SUPPLIED DATA:
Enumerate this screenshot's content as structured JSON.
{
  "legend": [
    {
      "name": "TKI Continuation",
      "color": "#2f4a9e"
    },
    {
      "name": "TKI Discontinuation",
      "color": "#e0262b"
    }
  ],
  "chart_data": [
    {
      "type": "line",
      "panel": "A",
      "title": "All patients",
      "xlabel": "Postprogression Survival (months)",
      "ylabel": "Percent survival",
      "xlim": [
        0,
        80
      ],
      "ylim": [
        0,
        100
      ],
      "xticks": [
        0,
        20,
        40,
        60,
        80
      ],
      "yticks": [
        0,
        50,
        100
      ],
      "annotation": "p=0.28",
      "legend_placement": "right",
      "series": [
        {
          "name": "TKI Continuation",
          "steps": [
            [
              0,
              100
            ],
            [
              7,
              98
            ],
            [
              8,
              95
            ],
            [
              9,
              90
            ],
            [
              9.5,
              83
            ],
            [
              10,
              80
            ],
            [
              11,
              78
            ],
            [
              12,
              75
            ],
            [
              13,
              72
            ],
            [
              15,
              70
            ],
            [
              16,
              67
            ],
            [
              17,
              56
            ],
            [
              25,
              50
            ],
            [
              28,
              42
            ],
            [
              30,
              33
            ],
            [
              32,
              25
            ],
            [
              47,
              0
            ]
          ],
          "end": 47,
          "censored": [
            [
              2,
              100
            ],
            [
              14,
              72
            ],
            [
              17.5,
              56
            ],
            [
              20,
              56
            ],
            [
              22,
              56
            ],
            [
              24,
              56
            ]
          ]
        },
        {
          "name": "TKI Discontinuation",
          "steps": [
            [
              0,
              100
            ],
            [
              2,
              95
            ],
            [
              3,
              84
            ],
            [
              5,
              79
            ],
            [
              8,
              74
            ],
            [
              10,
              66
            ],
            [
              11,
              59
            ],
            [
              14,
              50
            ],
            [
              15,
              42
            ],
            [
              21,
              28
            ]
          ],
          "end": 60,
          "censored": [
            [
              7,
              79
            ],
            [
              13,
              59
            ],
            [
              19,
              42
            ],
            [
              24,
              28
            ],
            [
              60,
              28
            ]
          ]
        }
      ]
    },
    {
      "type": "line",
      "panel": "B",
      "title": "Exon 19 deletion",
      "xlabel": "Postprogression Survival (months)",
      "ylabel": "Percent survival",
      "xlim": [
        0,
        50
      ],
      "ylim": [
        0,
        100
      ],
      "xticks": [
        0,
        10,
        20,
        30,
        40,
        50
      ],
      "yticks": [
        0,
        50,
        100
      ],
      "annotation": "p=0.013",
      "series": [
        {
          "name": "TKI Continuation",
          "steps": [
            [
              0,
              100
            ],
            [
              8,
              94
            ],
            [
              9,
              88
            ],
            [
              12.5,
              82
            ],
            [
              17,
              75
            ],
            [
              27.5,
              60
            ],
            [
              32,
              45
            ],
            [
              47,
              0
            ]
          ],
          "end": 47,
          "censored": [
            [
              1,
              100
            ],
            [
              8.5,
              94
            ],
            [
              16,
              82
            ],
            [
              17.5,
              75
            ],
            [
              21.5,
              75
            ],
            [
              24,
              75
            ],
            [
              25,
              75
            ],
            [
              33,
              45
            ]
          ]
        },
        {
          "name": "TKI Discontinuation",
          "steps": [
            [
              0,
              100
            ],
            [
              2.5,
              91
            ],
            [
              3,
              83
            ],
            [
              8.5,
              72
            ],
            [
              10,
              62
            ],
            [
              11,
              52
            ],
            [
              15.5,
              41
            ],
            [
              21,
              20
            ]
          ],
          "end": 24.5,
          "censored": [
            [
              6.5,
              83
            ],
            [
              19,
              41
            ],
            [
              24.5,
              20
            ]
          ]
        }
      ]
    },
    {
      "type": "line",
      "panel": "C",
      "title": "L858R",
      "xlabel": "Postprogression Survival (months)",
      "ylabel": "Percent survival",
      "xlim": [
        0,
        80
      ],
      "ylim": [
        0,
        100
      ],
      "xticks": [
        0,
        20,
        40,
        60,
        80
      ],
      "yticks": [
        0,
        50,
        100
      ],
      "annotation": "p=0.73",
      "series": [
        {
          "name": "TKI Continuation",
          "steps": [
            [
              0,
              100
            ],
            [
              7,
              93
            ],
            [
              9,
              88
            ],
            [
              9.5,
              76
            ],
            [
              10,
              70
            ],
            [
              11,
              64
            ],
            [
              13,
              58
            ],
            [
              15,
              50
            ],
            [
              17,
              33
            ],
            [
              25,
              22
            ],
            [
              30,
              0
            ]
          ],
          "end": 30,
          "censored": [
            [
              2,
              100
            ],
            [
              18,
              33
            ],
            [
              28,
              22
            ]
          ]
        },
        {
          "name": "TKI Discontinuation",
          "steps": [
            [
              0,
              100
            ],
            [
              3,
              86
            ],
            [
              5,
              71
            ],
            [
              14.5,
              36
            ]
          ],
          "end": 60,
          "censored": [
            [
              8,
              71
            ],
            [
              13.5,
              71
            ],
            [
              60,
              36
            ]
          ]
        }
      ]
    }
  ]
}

WHAT IS EXPECTED: Repeat all the lines above, keeping them exactly as they are.

ANSWER BELOW:
Enumerate this screenshot's content as structured JSON.
{
  "legend": [
    {
      "name": "TKI Continuation",
      "color": "#2f4a9e"
    },
    {
      "name": "TKI Discontinuation",
      "color": "#e0262b"
    }
  ],
  "chart_data": [
    {
      "type": "line",
      "panel": "A",
      "title": "All patients",
      "xlabel": "Postprogression Survival (months)",
      "ylabel": "Percent survival",
      "xlim": [
        0,
        80
      ],
      "ylim": [
        0,
        100
      ],
      "xticks": [
        0,
        20,
        40,
        60,
        80
      ],
      "yticks": [
        0,
        50,
        100
      ],
      "annotation": "p=0.28",
      "legend_placement": "right",
      "series": [
        {
          "name": "TKI Continuation",
          "steps": [
            [
              0,
              100
            ],
            [
              7,
              98
            ],
            [
              8,
              95
            ],
            [
              9,
              90
            ],
            [
              9.5,
              83
            ],
            [
              10,
              80
            ],
            [
              11,
              78
            ],
            [
              12,
              75
            ],
            [
              13,
              72
            ],
            [
              15,
              70
            ],
            [
              16,
              67
            ],
            [
              17,
              56
            ],
            [
              25,
              50
            ],
            [
              28,
              42
            ],
            [
              30,
              33
            ],
            [
              32,
              25
            ],
            [
              47,
              0
            ]
          ],
          "end": 47,
          "censored": [
            [
              2,
              100
            ],
            [
              14,
              72
            ],
            [
              17.5,
              56
            ],
            [
              20,
              56
            ],
            [
              22,
              56
            ],
            [
              24,
              56
            ]
          ]
        },
        {
          "name": "TKI Discontinuation",
          "steps": [
            [
              0,
              100
            ],
            [
              2,
              95
            ],
            [
              3,
              84
            ],
            [
              5,
              79
            ],
            [
              8,
              74
            ],
            [
              10,
              66
            ],
            [
              11,
              59
            ],
            [
              14,
              50
            ],
            [
              15,
              42
            ],
            [
              21,
              28
            ]
          ],
          "end": 60,
          "censored": [
            [
              7,
              79
            ],
            [
              13,
              59
            ],
            [
              19,
              42
            ],
            [
              24,
              28
            ],
            [
              60,
              28
            ]
          ]
        }
      ]
    },
    {
      "type": "line",
      "panel": "B",
      "title": "Exon 19 deletion",
      "xlabel": "Postprogression Survival (months)",
      "ylabel": "Percent survival",
      "xlim": [
        0,
        50
      ],
      "ylim": [
        0,
        100
      ],
      "xticks": [
        0,
        10,
        20,
        30,
        40,
        50
      ],
      "yticks": [
        0,
        50,
        100
      ],
      "annotation": "p=0.013",
      "series": [
        {
          "name": "TKI Continuation",
          "steps": [
            [
              0,
              100
            ],
            [
              8,
              94
            ],
            [
              9,
              88
            ],
            [
              12.5,
              82
            ],
            [
              17,
              75
            ],
            [
              27.5,
              60
            ],
            [
              32,
              45
            ],
            [
              47,
              0
            ]
          ],
          "end": 47,
          "censored": [
            [
              1,
              100
            ],
            [
              8.5,
              94
            ],
            [
              16,
              82
            ],
            [
              17.5,
              75
            ],
            [
              21.5,
              75
            ],
            [
              24,
              75
            ],
            [
              25,
              75
            ],
            [
              33,
              45
            ]
          ]
        },
        {
          "name": "TKI Discontinuation",
          "steps": [
            [
              0,
              100
            ],
            [
              2.5,
              91
            ],
            [
              3,
              83
            ],
            [
              8.5,
              72
            ],
            [
              10,
              62
            ],
            [
              11,
              52
            ],
            [
              15.5,
              41
            ],
            [
              21,
              20
            ]
          ],
          "end": 24.5,
          "censored": [
            [
              6.5,
              83
            ],
            [
              19,
              41
            ],
            [
              24.5,
              20
            ]
          ]
        }
      ]
    },
    {
      "type": "line",
      "panel": "C",
      "title": "L858R",
      "xlabel": "Postprogression Survival (months)",
      "ylabel": "Percent survival",
      "xlim": [
        0,
        80
      ],
      "ylim": [
        0,
        100
      ],
      "xticks": [
        0,
        20,
        40,
        60,
        80
      ],
      "yticks": [
        0,
        50,
        100
      ],
      "annotation": "p=0.73",
      "series": [
        {
          "name": "TKI Continuation",
          "steps": [
            [
              0,
              100
            ],
            [
              7,
              93
            ],
            [
              9,
              88
            ],
            [
              9.5,
              76
            ],
            [
              10,
              70
            ],
            [
              11,
              64
            ],
            [
              13,
              58
            ],
            [
              15,
              50
            ],
            [
              17,
              33
            ],
            [
              25,
              22
            ],
            [
              30,
              0
            ]
          ],
          "end": 30,
          "censored": [
            [
              2,
              100
            ],
            [
              18,
              33
            ],
            [
              28,
              22
            ]
          ]
        },
        {
          "name": "TKI Discontinuation",
          "steps": [
            [
              0,
              100
            ],
            [
              3,
              86
            ],
            [
              5,
              71
            ],
            [
              14.5,
              36
            ]
          ],
          "end": 60,
          "censored": [
            [
              8,
              71
            ],
            [
              13.5,
              71
            ],
            [
              60,
              36
            ]
          ]
        }
      ]
    }
  ]
}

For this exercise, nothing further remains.